## WHAT IS ASKED
Pull out every line below holding the word "none".

## STORED RECORDS
════
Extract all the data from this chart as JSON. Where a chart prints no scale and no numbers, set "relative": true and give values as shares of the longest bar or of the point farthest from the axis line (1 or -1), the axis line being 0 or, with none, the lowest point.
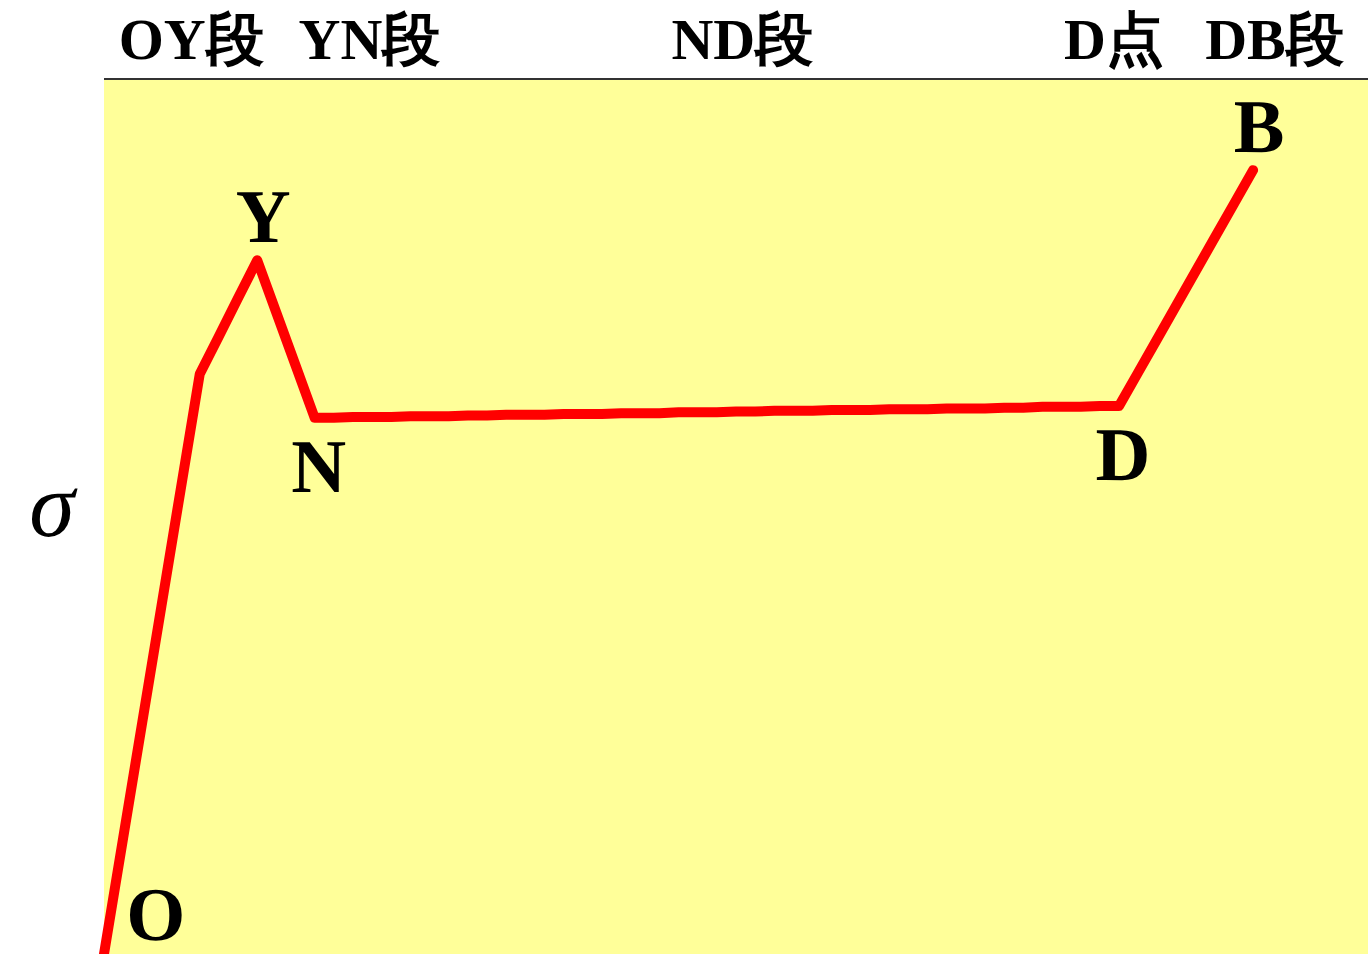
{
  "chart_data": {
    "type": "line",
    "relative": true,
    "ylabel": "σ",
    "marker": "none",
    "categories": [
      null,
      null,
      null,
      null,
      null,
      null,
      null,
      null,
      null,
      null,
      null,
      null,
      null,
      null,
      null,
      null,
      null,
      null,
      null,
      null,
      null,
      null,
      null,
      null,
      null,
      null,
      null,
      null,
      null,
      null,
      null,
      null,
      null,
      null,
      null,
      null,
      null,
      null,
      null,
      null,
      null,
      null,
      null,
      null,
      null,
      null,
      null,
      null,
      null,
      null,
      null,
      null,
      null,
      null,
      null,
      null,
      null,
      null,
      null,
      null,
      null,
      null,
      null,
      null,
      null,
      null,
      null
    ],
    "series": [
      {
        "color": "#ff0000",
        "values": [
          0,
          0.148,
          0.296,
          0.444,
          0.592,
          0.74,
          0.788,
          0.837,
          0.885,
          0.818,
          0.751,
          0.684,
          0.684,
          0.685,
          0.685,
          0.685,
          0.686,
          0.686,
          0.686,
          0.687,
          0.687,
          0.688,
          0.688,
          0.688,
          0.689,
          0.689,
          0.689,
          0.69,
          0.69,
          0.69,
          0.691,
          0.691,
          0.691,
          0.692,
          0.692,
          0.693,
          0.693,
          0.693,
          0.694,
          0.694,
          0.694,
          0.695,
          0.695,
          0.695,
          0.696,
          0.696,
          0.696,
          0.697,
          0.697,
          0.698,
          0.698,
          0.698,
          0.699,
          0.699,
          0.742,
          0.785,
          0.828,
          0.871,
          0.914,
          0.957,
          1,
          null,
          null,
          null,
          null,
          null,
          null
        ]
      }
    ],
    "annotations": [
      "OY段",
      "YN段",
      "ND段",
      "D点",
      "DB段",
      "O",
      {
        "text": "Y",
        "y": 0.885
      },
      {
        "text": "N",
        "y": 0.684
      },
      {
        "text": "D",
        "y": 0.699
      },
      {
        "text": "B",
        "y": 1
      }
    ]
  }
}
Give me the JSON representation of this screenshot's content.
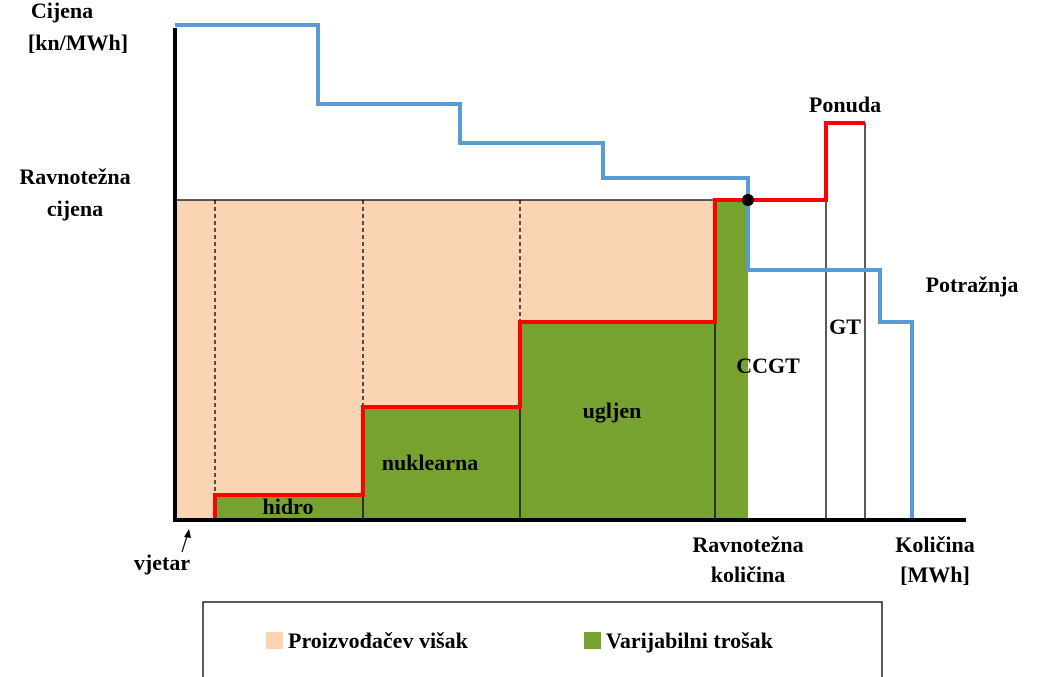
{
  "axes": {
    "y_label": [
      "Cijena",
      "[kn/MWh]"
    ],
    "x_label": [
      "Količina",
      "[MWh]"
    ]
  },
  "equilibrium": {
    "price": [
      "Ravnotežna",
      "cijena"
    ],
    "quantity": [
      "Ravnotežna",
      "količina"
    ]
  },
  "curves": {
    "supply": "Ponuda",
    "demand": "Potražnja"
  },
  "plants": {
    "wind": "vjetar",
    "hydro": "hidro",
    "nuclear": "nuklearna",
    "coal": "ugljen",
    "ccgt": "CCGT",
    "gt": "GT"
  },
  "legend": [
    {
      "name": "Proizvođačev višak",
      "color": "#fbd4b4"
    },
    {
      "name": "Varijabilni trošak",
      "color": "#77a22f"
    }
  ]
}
════
## THE REPLY
Extract all the data from this chart as JSON. Where a chart prints no scale and no numbers, set "relative": true and give values as shares of the longest bar or of the point farthest from the axis line (1 or -1), the axis line being 0 or, with none, the lowest point.
    "marker": "none",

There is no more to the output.